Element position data
--------------------
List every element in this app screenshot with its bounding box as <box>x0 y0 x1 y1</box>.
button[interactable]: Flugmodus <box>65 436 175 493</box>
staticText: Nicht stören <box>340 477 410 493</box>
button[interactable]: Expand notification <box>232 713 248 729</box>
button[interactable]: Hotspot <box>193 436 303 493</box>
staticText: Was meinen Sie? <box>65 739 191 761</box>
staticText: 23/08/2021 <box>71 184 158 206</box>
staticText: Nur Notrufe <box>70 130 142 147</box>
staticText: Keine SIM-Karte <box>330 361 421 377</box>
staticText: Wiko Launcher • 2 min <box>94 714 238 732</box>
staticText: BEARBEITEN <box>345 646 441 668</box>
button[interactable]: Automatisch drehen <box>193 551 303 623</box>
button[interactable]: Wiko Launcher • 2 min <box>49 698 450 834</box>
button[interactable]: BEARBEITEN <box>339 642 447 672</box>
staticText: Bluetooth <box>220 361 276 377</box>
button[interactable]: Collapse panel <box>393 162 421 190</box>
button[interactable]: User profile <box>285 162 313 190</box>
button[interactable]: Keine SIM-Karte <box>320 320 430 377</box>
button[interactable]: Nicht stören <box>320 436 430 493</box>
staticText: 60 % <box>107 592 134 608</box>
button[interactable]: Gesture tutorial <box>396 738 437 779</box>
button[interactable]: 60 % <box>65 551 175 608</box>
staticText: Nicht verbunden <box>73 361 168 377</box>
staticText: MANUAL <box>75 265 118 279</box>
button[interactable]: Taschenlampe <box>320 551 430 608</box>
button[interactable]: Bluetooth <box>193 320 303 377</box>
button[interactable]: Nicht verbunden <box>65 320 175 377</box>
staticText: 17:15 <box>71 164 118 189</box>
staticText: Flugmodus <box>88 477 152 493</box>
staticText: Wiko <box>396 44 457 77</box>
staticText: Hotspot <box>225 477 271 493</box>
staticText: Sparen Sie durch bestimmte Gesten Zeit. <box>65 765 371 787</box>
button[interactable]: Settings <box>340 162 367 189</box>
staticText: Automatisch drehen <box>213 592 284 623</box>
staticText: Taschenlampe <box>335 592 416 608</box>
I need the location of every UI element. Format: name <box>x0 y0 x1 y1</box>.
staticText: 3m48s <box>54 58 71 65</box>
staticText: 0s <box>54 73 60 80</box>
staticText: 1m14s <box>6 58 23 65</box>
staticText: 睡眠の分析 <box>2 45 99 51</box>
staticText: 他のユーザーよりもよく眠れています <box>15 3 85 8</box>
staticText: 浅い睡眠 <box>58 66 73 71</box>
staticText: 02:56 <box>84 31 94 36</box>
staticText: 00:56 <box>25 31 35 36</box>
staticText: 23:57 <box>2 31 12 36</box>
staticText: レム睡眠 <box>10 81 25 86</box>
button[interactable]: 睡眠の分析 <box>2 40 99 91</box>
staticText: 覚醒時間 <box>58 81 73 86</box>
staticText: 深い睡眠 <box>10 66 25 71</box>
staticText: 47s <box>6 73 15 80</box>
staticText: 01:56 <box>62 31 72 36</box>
--------------------
■ Set exercise: Copy out every line of the material above with no changes to any character.

■ Correct answer:
List every element in this app screenshot with its bounding box as <box>x0 y0 x1 y1</box>.
button[interactable]: Flugmodus <box>65 436 175 493</box>
staticText: Nicht stören <box>340 477 410 493</box>
button[interactable]: Expand notification <box>232 713 248 729</box>
button[interactable]: Hotspot <box>193 436 303 493</box>
staticText: Was meinen Sie? <box>65 739 191 761</box>
staticText: 23/08/2021 <box>71 184 158 206</box>
staticText: Nur Notrufe <box>70 130 142 147</box>
staticText: Keine SIM-Karte <box>330 361 421 377</box>
staticText: Wiko Launcher • 2 min <box>94 714 238 732</box>
staticText: BEARBEITEN <box>345 646 441 668</box>
button[interactable]: Automatisch drehen <box>193 551 303 623</box>
button[interactable]: Wiko Launcher • 2 min <box>49 698 450 834</box>
button[interactable]: BEARBEITEN <box>339 642 447 672</box>
staticText: Bluetooth <box>220 361 276 377</box>
button[interactable]: Collapse panel <box>393 162 421 190</box>
button[interactable]: User profile <box>285 162 313 190</box>
button[interactable]: Keine SIM-Karte <box>320 320 430 377</box>
button[interactable]: Nicht stören <box>320 436 430 493</box>
staticText: 60 % <box>107 592 134 608</box>
button[interactable]: Gesture tutorial <box>396 738 437 779</box>
button[interactable]: 60 % <box>65 551 175 608</box>
staticText: Nicht verbunden <box>73 361 168 377</box>
staticText: MANUAL <box>75 265 118 279</box>
button[interactable]: Taschenlampe <box>320 551 430 608</box>
button[interactable]: Bluetooth <box>193 320 303 377</box>
button[interactable]: Nicht verbunden <box>65 320 175 377</box>
staticText: 17:15 <box>71 164 118 189</box>
staticText: Flugmodus <box>88 477 152 493</box>
staticText: Wiko <box>396 44 457 77</box>
staticText: Hotspot <box>225 477 271 493</box>
staticText: Sparen Sie durch bestimmte Gesten Zeit. <box>65 765 371 787</box>
button[interactable]: Settings <box>340 162 367 189</box>
staticText: Automatisch drehen <box>213 592 284 623</box>
staticText: Taschenlampe <box>335 592 416 608</box>
I need the location of every UI element. Format: name <box>x0 y0 x1 y1</box>.
staticText: 3m48s <box>54 58 71 65</box>
staticText: 0s <box>54 73 60 80</box>
staticText: 1m14s <box>6 58 23 65</box>
staticText: 睡眠の分析 <box>2 45 99 51</box>
staticText: 他のユーザーよりもよく眠れています <box>15 3 85 8</box>
staticText: 浅い睡眠 <box>58 66 73 71</box>
staticText: 02:56 <box>84 31 94 36</box>
staticText: 00:56 <box>25 31 35 36</box>
staticText: 23:57 <box>2 31 12 36</box>
staticText: レム睡眠 <box>10 81 25 86</box>
button[interactable]: 睡眠の分析 <box>2 40 99 91</box>
staticText: 覚醒時間 <box>58 81 73 86</box>
staticText: 深い睡眠 <box>10 66 25 71</box>
staticText: 47s <box>6 73 15 80</box>
staticText: 01:56 <box>62 31 72 36</box>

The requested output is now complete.